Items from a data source
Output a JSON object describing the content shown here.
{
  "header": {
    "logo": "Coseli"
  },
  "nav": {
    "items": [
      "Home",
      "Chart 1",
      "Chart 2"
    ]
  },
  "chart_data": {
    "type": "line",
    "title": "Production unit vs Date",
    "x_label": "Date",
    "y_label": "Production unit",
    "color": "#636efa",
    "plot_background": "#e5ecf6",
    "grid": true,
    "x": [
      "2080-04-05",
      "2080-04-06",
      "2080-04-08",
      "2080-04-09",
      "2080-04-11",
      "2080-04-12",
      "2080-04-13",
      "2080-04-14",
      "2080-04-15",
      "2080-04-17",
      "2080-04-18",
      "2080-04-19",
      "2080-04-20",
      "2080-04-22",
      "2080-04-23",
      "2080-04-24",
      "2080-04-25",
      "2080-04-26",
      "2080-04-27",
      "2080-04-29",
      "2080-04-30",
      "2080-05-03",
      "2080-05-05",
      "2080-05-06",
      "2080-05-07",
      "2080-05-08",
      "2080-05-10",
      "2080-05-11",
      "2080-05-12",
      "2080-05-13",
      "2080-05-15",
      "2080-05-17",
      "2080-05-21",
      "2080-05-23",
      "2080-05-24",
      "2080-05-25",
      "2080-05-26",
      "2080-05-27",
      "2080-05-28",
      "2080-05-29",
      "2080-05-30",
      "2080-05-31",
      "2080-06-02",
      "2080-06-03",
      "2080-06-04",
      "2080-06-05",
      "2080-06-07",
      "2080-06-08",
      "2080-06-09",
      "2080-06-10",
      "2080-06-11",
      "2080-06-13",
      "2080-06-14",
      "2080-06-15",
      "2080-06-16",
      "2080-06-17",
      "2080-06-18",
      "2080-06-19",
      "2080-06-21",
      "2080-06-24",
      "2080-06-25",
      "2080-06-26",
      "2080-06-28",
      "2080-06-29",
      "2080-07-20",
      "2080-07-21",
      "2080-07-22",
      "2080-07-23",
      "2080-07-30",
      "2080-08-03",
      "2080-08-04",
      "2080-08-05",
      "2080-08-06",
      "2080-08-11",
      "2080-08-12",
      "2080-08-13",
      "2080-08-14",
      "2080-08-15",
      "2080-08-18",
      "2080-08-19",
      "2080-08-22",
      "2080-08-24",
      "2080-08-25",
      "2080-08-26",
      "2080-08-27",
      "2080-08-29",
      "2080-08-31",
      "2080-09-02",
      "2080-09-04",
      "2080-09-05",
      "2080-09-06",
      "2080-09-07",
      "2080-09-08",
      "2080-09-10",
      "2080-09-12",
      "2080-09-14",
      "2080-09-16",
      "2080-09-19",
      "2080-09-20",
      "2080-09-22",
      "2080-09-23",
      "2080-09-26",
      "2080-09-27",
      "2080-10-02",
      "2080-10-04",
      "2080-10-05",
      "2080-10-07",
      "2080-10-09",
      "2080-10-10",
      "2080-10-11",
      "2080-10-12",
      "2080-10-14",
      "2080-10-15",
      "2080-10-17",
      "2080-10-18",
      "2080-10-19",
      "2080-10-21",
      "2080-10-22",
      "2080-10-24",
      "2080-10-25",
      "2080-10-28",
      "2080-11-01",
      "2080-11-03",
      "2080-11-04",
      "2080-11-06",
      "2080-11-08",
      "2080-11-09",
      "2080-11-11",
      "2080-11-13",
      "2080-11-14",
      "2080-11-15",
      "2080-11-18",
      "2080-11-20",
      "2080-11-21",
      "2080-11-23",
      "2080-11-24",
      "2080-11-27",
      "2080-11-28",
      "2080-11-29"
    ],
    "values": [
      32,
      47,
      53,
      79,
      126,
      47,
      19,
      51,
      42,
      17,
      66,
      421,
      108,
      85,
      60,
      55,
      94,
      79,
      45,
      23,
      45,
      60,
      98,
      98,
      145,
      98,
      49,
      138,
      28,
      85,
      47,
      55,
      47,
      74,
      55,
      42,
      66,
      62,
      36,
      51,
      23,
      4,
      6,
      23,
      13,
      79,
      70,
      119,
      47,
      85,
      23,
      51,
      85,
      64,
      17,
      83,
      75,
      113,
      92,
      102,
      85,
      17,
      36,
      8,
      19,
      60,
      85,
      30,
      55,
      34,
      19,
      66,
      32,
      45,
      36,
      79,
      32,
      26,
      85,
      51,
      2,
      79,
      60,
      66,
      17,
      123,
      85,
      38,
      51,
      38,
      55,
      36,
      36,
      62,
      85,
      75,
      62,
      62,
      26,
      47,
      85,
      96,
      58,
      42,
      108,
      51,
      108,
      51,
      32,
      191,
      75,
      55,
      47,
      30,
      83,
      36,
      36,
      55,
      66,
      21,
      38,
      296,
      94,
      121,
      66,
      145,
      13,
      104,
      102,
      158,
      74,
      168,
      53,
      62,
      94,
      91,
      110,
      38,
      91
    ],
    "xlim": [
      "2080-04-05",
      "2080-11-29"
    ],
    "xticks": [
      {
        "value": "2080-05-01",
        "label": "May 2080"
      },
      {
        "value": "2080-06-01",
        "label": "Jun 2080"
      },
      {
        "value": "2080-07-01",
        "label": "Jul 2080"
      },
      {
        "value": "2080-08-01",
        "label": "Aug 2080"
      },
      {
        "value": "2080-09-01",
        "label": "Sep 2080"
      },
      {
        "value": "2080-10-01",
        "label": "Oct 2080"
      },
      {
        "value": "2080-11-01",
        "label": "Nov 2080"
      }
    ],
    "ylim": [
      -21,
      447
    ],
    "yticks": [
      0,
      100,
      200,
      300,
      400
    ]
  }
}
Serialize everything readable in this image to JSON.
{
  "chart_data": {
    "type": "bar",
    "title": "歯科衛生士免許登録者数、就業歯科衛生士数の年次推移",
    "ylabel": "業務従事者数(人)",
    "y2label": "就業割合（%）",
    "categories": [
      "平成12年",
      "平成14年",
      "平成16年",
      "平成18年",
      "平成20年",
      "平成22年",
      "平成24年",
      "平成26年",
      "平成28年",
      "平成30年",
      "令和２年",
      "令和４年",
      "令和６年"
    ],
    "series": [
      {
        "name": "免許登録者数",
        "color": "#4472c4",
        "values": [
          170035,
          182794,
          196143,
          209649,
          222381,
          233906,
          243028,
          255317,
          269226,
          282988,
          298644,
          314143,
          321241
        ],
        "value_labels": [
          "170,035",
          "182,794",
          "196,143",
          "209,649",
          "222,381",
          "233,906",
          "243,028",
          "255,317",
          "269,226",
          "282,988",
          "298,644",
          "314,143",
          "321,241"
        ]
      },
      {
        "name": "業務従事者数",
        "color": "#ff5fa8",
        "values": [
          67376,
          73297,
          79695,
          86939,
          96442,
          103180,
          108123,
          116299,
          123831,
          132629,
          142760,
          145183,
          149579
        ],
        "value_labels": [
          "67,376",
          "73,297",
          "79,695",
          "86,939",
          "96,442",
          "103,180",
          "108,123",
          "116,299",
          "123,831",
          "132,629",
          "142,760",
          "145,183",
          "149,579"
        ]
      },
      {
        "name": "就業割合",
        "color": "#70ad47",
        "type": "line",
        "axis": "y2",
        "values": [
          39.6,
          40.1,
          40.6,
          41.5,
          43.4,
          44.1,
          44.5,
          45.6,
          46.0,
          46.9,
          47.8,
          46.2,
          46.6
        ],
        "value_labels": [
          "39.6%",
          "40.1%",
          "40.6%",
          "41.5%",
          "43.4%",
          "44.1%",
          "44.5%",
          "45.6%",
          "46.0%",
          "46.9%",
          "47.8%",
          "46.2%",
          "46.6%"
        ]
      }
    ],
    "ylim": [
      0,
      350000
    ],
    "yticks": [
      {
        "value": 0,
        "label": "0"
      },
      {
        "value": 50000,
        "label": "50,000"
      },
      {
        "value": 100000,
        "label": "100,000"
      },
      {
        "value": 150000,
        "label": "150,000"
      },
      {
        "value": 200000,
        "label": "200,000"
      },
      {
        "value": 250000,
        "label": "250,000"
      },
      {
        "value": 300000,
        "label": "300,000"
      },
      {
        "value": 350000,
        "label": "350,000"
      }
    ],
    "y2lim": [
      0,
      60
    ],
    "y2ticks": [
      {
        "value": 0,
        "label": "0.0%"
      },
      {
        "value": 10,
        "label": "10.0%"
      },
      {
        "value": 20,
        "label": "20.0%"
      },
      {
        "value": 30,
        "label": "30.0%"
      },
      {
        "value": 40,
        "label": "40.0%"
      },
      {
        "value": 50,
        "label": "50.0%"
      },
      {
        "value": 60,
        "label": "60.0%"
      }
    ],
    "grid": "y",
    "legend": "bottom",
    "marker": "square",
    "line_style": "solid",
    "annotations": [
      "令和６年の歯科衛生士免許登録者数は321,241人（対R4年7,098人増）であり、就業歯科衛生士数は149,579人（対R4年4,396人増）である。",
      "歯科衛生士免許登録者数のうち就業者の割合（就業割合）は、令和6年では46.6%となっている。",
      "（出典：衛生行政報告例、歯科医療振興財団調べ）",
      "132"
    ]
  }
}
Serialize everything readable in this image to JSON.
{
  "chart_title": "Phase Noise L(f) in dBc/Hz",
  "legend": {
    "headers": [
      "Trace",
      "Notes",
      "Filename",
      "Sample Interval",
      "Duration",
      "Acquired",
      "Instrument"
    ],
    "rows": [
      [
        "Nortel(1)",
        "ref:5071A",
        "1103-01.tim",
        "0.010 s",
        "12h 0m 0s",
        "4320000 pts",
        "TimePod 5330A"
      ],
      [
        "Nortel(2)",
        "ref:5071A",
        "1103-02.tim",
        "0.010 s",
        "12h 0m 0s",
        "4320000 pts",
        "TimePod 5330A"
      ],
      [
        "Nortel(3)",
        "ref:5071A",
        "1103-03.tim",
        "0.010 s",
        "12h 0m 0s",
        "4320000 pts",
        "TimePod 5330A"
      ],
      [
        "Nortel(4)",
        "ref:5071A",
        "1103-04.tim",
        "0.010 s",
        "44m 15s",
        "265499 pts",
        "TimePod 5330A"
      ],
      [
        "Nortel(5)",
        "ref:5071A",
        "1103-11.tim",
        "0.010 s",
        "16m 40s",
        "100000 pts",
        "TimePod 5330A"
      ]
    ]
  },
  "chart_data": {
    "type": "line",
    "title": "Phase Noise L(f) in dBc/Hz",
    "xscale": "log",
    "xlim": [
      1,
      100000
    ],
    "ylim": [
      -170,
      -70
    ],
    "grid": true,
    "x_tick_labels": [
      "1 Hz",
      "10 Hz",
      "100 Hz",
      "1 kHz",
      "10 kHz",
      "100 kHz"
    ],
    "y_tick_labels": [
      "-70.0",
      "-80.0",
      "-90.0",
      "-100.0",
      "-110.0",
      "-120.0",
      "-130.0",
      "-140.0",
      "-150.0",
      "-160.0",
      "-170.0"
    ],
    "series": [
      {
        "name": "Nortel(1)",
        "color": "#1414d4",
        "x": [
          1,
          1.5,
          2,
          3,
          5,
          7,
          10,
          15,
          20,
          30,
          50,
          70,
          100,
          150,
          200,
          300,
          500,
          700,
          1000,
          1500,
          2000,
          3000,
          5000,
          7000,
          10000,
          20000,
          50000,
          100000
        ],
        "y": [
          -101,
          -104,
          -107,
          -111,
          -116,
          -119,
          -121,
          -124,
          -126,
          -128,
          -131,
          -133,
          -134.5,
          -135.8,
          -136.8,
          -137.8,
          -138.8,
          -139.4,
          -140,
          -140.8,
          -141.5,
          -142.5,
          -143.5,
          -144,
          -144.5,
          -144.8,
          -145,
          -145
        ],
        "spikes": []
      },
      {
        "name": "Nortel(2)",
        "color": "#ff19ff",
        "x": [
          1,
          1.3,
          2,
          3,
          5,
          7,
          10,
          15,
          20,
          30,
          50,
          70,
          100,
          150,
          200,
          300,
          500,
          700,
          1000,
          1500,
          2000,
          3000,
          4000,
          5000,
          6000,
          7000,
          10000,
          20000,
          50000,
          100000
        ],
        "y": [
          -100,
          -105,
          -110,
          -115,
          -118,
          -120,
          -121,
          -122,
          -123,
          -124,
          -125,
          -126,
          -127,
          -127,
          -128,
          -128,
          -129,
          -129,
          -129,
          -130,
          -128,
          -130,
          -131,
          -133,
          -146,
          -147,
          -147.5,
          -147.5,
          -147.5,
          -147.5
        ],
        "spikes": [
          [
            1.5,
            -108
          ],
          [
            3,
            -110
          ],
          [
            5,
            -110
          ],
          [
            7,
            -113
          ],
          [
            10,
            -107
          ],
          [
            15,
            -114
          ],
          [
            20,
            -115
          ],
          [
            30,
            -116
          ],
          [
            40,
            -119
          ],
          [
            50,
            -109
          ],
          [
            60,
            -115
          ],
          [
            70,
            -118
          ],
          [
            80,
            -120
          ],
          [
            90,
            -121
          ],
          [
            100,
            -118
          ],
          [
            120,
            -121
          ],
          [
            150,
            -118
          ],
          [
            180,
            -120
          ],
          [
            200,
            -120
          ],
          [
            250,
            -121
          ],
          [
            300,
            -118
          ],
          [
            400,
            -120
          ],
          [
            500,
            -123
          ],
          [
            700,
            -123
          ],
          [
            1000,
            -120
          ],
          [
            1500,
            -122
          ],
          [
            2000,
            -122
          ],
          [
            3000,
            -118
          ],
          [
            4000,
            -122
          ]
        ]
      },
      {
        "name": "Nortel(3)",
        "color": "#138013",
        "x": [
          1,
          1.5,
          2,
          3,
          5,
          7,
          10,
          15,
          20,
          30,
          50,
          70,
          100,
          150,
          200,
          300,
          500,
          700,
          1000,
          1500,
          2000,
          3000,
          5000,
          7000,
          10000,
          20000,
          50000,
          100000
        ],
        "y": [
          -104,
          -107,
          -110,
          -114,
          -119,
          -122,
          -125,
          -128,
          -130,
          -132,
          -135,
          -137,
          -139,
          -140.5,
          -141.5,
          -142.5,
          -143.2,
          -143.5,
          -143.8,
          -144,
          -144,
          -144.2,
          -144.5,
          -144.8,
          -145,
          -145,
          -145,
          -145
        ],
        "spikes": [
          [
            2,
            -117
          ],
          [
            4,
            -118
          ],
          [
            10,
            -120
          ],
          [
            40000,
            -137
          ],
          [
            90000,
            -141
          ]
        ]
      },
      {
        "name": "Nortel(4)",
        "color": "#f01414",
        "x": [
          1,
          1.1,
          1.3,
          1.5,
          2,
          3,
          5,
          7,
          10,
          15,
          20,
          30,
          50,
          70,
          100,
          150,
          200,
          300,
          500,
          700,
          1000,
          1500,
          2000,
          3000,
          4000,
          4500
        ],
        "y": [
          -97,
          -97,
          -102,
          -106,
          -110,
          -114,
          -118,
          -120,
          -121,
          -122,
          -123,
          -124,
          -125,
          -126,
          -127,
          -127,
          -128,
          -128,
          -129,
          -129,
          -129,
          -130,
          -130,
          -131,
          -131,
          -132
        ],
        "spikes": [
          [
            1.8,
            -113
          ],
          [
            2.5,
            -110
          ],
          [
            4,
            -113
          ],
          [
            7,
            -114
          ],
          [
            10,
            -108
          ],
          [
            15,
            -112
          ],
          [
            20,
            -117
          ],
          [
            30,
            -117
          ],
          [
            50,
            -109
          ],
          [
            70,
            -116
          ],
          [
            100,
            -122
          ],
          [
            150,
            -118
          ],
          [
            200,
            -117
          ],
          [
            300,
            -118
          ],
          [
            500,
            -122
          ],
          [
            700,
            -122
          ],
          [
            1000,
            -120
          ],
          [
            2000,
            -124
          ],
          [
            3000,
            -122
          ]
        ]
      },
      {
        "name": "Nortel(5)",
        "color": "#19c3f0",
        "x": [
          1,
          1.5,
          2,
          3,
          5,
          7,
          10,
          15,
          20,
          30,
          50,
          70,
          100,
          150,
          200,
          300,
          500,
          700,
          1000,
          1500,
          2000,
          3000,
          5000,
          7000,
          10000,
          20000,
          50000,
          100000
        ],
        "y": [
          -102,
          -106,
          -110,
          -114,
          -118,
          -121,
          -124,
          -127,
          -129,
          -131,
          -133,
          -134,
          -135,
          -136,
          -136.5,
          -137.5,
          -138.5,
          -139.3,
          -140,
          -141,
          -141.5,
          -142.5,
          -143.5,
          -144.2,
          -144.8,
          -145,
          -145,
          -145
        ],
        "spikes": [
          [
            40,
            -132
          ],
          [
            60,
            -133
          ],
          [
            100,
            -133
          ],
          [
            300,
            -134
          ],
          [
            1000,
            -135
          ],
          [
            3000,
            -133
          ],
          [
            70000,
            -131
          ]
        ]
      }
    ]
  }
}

AIM OF THE TASK:
How many lines of these entries contain the string "type"? Reply with the number alone.

OUTPUT FOR THIS EXERCISE:
4